What this task involves: Copy each line of the records that holds the string "Residual".

[Start Records for this exercise]

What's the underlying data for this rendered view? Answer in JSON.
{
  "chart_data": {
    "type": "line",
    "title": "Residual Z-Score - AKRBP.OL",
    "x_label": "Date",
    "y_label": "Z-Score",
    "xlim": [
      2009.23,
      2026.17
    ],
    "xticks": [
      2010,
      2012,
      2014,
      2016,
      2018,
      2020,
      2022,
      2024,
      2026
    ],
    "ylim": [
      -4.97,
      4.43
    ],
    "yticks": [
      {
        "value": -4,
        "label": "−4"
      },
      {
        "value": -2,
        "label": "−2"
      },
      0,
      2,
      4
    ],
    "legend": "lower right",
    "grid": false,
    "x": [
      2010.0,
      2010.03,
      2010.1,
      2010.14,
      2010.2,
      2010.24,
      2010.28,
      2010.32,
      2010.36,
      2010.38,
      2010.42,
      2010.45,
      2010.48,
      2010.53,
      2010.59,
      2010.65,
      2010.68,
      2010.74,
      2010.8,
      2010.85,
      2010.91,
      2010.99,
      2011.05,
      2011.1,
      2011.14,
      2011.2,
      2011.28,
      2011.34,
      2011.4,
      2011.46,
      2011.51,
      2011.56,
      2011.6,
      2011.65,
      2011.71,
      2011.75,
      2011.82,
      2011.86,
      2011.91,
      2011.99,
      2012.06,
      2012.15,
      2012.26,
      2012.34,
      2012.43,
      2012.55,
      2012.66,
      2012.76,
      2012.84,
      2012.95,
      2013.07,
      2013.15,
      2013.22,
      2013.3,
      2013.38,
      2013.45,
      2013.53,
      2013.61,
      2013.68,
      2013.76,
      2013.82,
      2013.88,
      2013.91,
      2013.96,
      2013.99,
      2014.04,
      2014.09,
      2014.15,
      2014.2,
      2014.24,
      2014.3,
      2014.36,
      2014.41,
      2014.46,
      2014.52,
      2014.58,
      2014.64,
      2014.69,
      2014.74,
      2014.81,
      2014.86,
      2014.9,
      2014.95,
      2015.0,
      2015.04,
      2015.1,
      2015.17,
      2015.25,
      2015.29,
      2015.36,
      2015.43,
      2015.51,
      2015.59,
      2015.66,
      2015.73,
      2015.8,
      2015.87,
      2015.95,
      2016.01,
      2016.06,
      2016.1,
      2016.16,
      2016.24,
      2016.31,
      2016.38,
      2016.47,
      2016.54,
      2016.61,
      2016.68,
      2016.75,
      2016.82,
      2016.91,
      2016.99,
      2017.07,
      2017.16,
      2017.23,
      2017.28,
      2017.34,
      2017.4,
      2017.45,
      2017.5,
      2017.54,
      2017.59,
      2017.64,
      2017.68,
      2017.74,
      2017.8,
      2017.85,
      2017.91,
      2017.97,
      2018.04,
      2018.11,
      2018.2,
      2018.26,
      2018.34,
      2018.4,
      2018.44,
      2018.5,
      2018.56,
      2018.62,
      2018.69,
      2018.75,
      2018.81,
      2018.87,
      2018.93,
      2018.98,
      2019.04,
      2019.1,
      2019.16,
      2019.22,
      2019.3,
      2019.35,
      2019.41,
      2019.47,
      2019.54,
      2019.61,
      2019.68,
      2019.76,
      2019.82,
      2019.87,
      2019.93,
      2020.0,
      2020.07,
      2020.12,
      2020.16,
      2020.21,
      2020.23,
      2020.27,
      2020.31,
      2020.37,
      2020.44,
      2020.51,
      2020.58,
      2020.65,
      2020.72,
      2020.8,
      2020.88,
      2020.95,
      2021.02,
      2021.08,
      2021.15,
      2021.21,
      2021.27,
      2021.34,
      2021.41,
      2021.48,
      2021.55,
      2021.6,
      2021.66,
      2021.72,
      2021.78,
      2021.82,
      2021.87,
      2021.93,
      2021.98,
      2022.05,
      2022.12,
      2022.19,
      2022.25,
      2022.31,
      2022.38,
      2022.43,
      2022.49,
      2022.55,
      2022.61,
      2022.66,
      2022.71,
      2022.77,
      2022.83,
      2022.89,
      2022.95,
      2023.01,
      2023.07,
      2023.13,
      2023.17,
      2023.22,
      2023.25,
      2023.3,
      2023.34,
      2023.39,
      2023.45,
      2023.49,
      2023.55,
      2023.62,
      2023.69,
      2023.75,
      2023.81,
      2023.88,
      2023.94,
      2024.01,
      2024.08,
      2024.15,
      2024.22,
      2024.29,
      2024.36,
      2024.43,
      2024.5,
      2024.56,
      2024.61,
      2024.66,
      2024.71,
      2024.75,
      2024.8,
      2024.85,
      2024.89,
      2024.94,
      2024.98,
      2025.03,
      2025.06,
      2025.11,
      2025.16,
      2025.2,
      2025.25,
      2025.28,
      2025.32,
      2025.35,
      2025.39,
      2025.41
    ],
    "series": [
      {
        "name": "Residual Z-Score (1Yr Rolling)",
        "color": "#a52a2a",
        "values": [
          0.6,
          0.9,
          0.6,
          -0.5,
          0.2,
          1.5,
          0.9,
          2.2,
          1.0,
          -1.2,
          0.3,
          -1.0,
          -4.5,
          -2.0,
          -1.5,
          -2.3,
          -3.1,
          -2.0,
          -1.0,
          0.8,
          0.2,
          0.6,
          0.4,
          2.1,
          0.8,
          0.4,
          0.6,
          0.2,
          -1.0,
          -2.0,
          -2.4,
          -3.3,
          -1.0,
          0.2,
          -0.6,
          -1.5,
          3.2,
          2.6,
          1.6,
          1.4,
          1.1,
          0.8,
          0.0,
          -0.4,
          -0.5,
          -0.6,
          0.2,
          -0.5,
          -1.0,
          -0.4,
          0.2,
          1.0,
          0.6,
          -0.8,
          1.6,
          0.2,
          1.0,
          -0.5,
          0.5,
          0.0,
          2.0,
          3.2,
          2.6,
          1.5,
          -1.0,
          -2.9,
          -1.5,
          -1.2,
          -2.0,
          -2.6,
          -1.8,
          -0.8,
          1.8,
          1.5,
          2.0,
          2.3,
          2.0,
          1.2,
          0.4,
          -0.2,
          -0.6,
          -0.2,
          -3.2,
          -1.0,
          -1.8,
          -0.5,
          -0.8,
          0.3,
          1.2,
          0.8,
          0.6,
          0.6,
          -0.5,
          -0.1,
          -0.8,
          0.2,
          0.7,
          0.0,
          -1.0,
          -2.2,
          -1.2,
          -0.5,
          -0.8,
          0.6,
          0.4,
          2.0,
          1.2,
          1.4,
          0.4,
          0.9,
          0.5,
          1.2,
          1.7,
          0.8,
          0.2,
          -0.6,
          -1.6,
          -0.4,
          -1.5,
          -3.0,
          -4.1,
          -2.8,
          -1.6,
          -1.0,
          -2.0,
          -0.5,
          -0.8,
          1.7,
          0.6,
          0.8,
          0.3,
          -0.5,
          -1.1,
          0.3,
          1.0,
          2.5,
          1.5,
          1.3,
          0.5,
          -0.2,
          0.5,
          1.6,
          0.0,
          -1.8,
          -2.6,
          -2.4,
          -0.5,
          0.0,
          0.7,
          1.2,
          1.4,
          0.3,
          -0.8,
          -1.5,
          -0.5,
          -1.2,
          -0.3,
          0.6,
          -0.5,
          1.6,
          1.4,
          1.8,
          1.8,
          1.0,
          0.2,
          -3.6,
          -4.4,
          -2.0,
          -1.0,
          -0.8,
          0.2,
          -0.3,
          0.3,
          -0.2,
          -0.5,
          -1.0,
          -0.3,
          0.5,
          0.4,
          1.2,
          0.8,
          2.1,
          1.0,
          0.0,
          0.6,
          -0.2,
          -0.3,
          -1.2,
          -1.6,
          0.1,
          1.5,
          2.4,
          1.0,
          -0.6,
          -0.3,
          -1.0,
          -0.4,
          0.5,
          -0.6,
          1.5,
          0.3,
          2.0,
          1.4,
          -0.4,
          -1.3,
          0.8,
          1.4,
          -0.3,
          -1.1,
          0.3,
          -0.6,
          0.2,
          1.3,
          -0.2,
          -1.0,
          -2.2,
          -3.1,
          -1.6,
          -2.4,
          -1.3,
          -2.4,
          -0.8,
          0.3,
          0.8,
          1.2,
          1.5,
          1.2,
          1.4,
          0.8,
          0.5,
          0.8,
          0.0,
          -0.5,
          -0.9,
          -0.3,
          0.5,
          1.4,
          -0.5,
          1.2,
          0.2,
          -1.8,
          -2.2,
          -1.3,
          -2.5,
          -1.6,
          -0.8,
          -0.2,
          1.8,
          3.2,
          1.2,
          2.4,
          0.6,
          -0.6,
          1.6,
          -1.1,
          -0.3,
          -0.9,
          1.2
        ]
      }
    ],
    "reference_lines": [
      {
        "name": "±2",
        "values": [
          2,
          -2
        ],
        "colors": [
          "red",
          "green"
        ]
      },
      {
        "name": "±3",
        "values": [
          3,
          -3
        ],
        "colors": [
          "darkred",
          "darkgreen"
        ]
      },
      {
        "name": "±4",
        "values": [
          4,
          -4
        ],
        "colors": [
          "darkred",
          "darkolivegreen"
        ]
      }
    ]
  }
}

[End Records for this exercise]

Result of the exercise:
    "title": "Residual Z-Score - AKRBP.OL",
        "name": "Residual Z-Score (1Yr Rolling)",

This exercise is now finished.